**Challenge:**
Identify all lines of the data containing the string "title" and copy them.

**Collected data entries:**
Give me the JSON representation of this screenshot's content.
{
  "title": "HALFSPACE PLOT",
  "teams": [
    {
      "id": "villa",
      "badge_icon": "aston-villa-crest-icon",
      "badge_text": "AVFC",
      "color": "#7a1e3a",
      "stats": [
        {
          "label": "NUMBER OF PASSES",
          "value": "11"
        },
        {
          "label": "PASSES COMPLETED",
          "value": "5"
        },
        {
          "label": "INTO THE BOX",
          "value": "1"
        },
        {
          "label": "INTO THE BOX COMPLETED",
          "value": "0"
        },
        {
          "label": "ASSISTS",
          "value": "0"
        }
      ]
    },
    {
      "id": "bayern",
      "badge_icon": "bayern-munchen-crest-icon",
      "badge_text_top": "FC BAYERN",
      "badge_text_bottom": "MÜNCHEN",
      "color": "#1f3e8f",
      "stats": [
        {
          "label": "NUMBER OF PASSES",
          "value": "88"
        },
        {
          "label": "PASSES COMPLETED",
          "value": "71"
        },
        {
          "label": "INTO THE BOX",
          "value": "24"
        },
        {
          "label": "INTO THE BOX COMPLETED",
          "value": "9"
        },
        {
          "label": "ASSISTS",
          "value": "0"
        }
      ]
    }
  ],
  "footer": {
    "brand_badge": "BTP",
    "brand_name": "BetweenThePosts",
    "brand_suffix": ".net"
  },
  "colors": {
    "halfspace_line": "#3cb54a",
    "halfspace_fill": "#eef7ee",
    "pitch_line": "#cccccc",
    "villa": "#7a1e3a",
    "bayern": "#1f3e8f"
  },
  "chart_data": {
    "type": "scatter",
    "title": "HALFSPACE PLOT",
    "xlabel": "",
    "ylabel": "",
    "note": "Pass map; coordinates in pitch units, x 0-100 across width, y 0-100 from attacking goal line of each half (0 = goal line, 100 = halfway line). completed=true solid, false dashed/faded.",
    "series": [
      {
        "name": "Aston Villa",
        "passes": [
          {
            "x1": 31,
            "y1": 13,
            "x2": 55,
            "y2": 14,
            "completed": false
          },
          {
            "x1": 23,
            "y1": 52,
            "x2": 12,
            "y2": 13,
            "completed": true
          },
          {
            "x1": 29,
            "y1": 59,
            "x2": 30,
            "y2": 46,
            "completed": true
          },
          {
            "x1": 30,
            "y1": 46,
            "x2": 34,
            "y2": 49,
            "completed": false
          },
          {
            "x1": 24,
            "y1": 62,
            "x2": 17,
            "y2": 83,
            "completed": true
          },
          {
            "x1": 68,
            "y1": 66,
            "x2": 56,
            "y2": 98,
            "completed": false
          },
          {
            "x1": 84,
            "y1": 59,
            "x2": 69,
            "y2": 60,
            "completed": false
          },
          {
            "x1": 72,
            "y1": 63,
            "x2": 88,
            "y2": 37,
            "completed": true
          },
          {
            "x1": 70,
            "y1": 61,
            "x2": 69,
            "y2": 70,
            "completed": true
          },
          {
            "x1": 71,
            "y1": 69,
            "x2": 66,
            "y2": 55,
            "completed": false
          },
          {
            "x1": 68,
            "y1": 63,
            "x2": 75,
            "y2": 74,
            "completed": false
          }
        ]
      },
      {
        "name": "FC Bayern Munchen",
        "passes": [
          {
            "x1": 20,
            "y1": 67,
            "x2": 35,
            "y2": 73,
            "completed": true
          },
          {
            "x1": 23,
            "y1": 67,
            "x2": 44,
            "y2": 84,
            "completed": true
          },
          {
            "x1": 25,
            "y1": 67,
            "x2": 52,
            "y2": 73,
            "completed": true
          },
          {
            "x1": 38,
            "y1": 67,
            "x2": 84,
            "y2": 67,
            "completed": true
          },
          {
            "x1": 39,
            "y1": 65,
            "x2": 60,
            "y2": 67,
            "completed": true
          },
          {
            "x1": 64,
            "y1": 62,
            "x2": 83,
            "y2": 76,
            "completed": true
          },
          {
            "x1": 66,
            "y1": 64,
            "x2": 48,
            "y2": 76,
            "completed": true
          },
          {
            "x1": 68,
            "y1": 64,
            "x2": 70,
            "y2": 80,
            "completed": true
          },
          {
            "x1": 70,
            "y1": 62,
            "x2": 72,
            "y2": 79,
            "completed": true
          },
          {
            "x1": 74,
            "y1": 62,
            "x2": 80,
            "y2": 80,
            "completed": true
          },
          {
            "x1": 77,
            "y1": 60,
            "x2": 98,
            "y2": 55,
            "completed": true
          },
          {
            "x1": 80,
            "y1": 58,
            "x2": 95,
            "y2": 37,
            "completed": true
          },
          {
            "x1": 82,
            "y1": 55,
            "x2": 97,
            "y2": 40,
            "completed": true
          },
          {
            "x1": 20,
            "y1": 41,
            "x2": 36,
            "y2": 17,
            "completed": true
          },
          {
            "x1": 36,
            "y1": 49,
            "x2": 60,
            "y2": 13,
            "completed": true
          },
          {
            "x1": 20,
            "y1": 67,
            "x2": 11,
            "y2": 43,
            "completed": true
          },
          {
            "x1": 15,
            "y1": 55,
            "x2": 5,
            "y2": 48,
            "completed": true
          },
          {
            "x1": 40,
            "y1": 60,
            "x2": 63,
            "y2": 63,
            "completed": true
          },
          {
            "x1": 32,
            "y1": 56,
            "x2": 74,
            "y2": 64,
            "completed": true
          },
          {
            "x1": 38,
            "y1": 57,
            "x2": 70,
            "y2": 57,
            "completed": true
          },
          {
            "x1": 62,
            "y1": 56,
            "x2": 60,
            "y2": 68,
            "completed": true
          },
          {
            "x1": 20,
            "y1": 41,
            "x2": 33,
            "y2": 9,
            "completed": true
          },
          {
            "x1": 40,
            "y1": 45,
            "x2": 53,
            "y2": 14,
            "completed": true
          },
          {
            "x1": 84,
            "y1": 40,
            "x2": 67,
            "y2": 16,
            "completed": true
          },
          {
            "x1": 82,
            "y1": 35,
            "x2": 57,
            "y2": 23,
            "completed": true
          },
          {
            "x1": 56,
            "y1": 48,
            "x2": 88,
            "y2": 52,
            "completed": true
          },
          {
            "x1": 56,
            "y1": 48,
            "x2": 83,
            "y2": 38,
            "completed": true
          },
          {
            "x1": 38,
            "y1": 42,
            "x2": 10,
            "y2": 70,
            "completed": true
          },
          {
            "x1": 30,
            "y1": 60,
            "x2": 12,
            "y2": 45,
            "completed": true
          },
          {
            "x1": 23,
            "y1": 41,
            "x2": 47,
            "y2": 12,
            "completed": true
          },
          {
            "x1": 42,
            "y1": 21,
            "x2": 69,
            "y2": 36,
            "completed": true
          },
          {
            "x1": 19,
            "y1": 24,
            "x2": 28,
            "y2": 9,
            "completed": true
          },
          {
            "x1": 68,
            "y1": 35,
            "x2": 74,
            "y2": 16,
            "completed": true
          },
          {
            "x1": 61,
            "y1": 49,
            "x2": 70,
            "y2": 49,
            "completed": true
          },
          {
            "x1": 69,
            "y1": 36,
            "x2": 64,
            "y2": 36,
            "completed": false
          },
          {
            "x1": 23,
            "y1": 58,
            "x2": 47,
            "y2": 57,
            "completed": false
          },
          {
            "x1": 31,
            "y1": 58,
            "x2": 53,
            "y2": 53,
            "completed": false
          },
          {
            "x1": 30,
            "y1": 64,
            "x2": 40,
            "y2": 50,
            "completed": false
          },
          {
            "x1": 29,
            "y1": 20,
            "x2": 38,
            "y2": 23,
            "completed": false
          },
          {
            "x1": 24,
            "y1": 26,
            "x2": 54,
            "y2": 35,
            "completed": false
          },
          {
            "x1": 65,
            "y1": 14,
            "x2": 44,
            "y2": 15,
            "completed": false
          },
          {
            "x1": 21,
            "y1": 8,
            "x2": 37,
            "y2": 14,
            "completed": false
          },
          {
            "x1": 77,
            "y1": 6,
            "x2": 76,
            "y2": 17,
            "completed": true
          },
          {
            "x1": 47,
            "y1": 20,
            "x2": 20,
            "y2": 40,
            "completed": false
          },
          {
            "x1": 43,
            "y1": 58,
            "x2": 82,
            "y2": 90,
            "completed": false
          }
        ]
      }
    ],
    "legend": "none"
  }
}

**Result for this exercise:**
  "title": "HALFSPACE PLOT",
    "title": "HALFSPACE PLOT",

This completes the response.